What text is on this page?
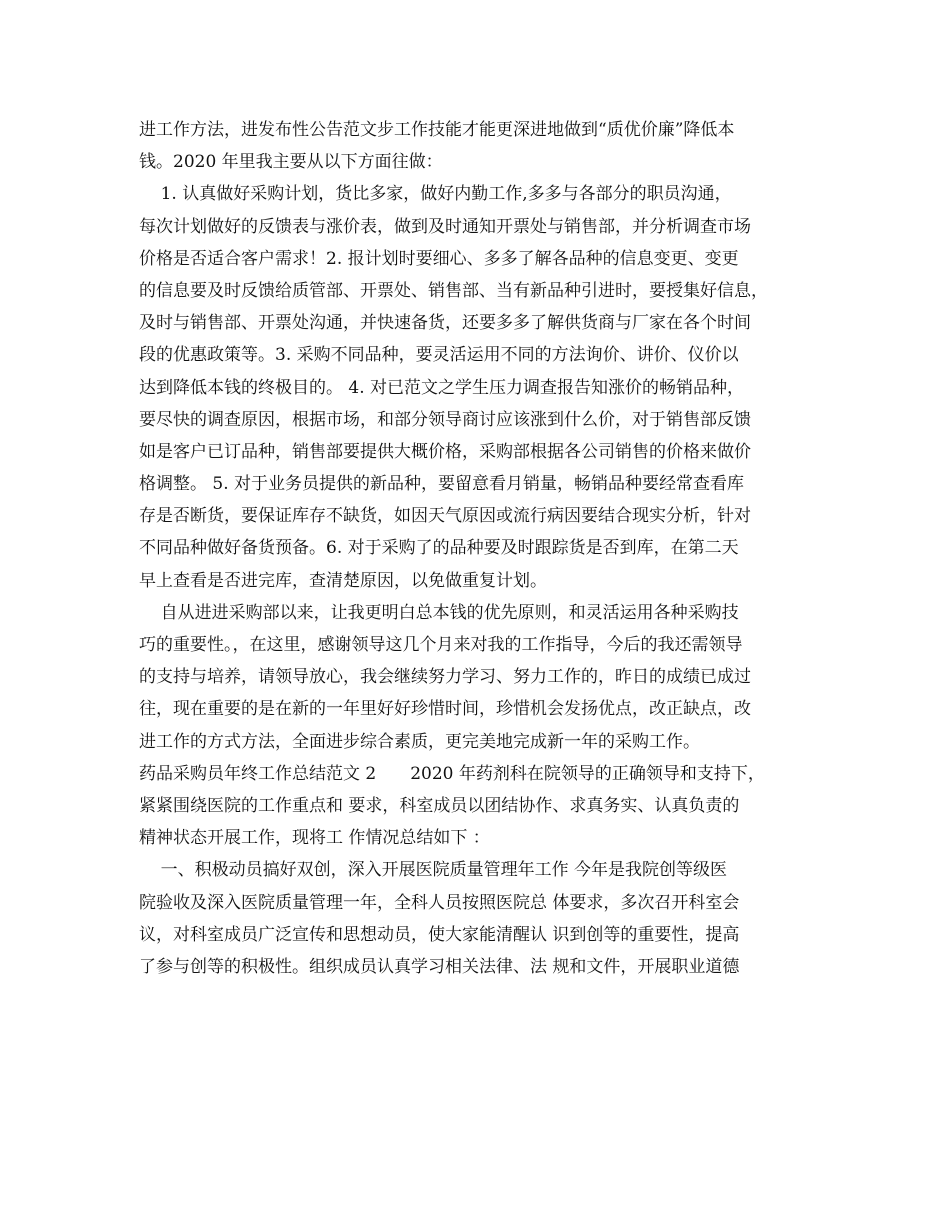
进工作方法，进发布性公告范文步工作技能才能更深进地做到“质优价廉”降低本

钱。2020 年里我主要从以下方面往做：

1. 认真做好采购计划，货比多家，做好内勤工作,多多与各部分的职员沟通，

每次计划做好的反馈表与涨价表，做到及时通知开票处与销售部，并分析调查市场

价格是否适合客户需求！2. 报计划时要细心、多多了解各品种的信息变更、变更

的信息要及时反馈给质管部、开票处、销售部、当有新品种引进时，要授集好信息，

及时与销售部、开票处沟通，并快速备货，还要多多了解供货商与厂家在各个时间

段的优惠政策等。3. 采购不同品种，要灵活运用不同的方法询价、讲价、仪价以

达到降低本钱的终极目的。 4. 对已范文之学生压力调查报告知涨价的畅销品种，

要尽快的调查原因，根据市场，和部分领导商讨应该涨到什么价，对于销售部反馈

如是客户已订品种，销售部要提供大概价格，采购部根据各公司销售的价格来做价

格调整。 5. 对于业务员提供的新品种，要留意看月销量，畅销品种要经常查看库

存是否断货，要保证库存不缺货，如因天气原因或流行病因要结合现实分析，针对

不同品种做好备货预备。6. 对于采购了的品种要及时跟踪货是否到库，在第二天

早上查看是否进完库，查清楚原因，以免做重复计划。

自从进进采购部以来，让我更明白总本钱的优先原则，和灵活运用各种采购技

巧的重要性。，在这里，感谢领导这几个月来对我的工作指导，今后的我还需领导

的支持与培养，请领导放心，我会继续努力学习、努力工作的，昨日的成绩已成过

往，现在重要的是在新的一年里好好珍惜时间，珍惜机会发扬优点，改正缺点，改

进工作的方式方法，全面进步综合素质，更完美地完成新一年的采购工作。

药品采购员年终工作总结范文 2　　2020 年药剂科在院领导的正确领导和支持下，

紧紧围绕医院的工作重点和 要求，科室成员以团结协作、求真务实、认真负责的

精神状态开展工作，现将工 作情况总结如下 ：

一、积极动员搞好双创，深入开展医院质量管理年工作 今年是我院创等级医

院验收及深入医院质量管理一年，全科人员按照医院总 体要求，多次召开科室会

议，对科室成员广泛宣传和思想动员，使大家能清醒认 识到创等的重要性，提高

了参与创等的积极性。组织成员认真学习相关法律、法 规和文件，开展职业道德
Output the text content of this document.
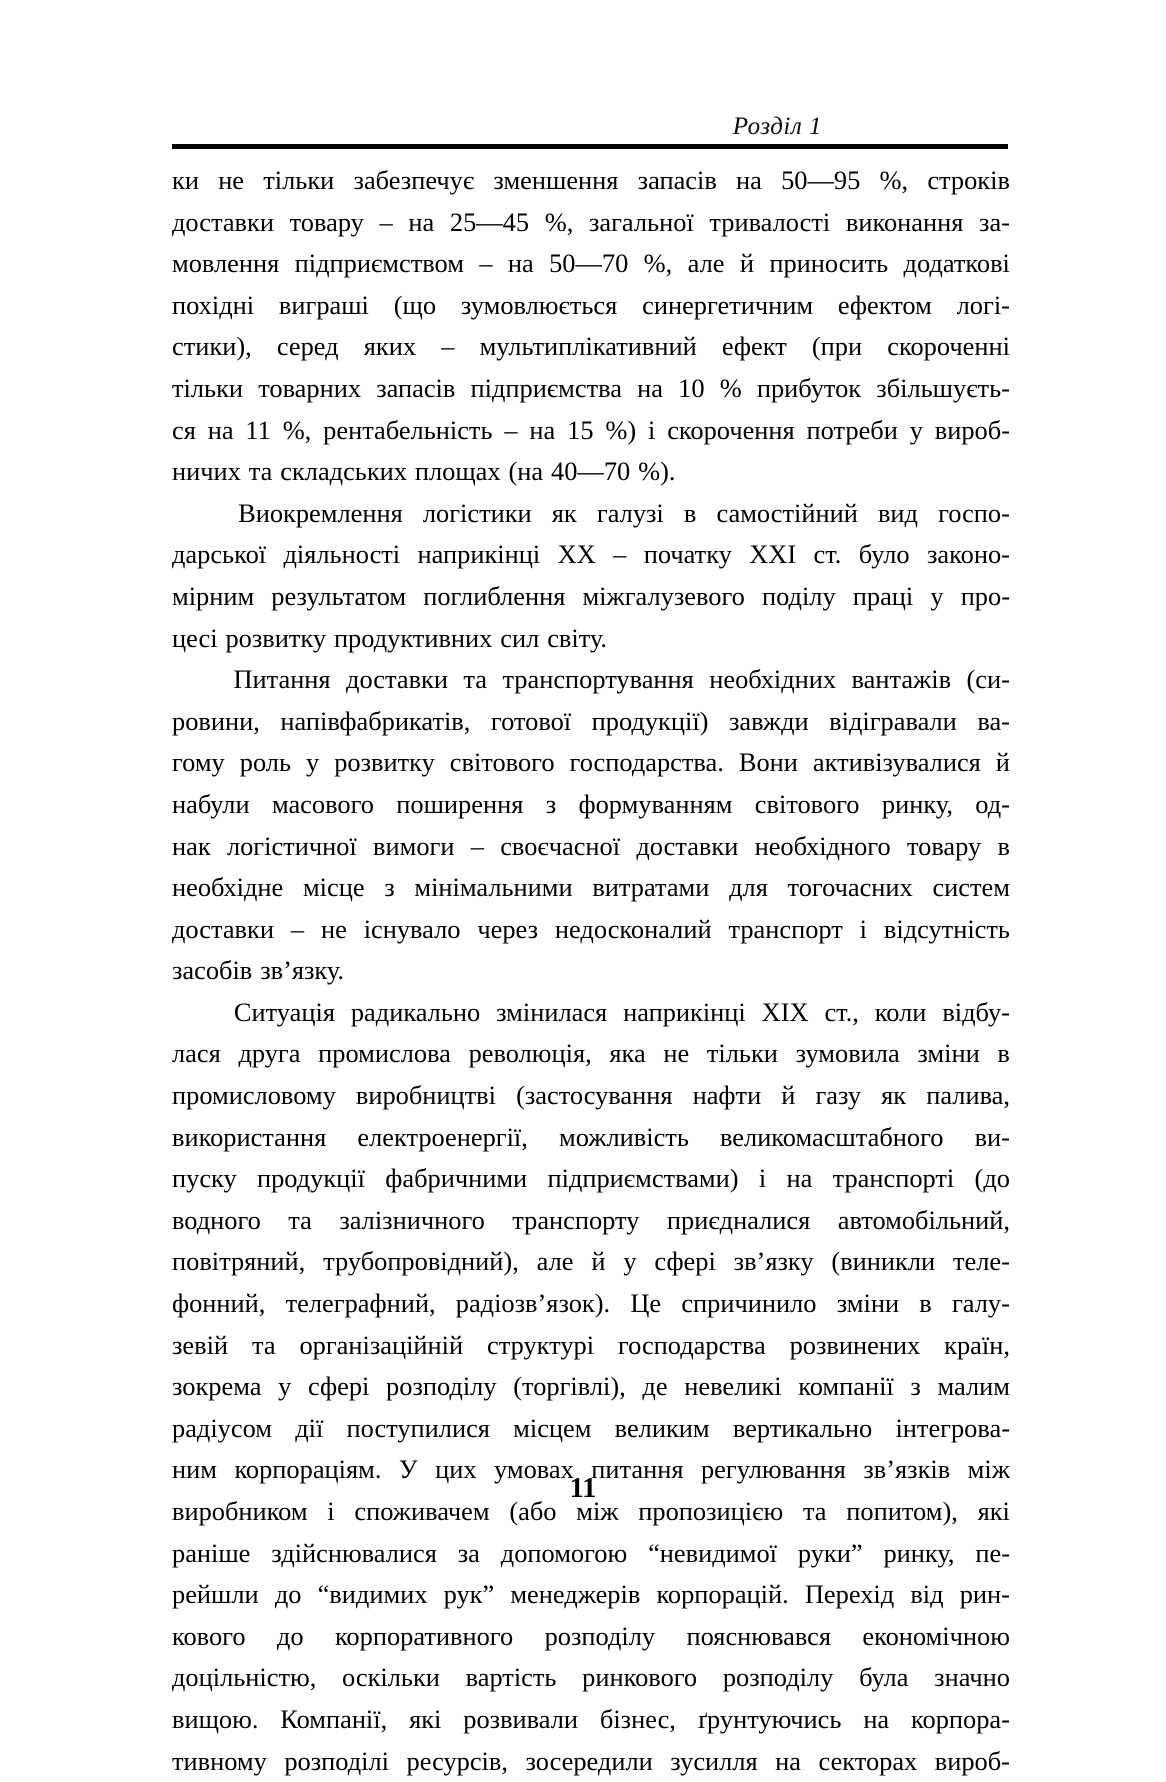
Розділ 1
ки не тільки забезпечує зменшення запасів на 50—95 %, строків
доставки товару – на 25—45 %, загальної тривалості виконання за-
мовлення підприємством – на 50—70 %, але й приносить додаткові
похідні виграші (що зумовлюється синергетичним ефектом логі-
стики), серед яких – мультиплікативний ефект (при скороченні
тільки товарних запасів підприємства на 10 % прибуток збільшуєть-
ся на 11 %, рентабельність – на 15 %) і скорочення потреби у вироб-
ничих та складських площах (на 40—70 %).
Виокремлення логістики як галузі в самостійний вид госпо-
дарської діяльності наприкінці XX – початку XXI ст. було законо-
мірним результатом поглиблення міжгалузевого поділу праці у про-
цесі розвитку продуктивних сил світу.
Питання доставки та транспортування необхідних вантажів (си-
ровини, напівфабрикатів, готової продукції) завжди відігравали ва-
гому роль у розвитку світового господарства. Вони активізувалися й
набули масового поширення з формуванням світового ринку, од-
нак логістичної вимоги – своєчасної доставки необхідного товару в
необхідне місце з мінімальними витратами для тогочасних систем
доставки – не існувало через недосконалий транспорт і відсутність
засобів зв’язку.
Ситуація радикально змінилася наприкінці XIX ст., коли відбу-
лася друга промислова революція, яка не тільки зумовила зміни в
промисловому виробництві (застосування нафти й газу як палива,
використання електроенергії, можливість великомасштабного ви-
пуску продукції фабричними підприємствами) і на транспорті (до
водного та залізничного транспорту приєдналися автомобільний,
повітряний, трубопровідний), але й у сфері зв’язку (виникли теле-
фонний, телеграфний, радіозв’язок). Це спричинило зміни в галу-
зевій та організаційній структурі господарства розвинених країн,
зокрема у сфері розподілу (торгівлі), де невеликі компанії з малим
радіусом дії поступилися місцем великим вертикально інтегрова-
ним корпораціям. У цих умовах питання регулювання зв’язків між
виробником і споживачем (або між пропозицією та попитом), які
раніше здійснювалися за допомогою “невидимої руки” ринку, пе-
рейшли до “видимих рук” менеджерів корпорацій. Перехід від рин-
кового до корпоративного розподілу пояснювався економічною
доцільністю, оскільки вартість ринкового розподілу була значно
вищою. Компанії, які розвивали бізнес, ґрунтуючись на корпора-
тивному розподілі ресурсів, зосередили зусилля на секторах вироб-
11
▬▬▬
• Work to complete: Pick out each line that holds the string "господарства".

• The answer:
гому роль у розвитку світового господарства. Вони активізувалися й
зевій та організаційній структурі господарства розвинених країн,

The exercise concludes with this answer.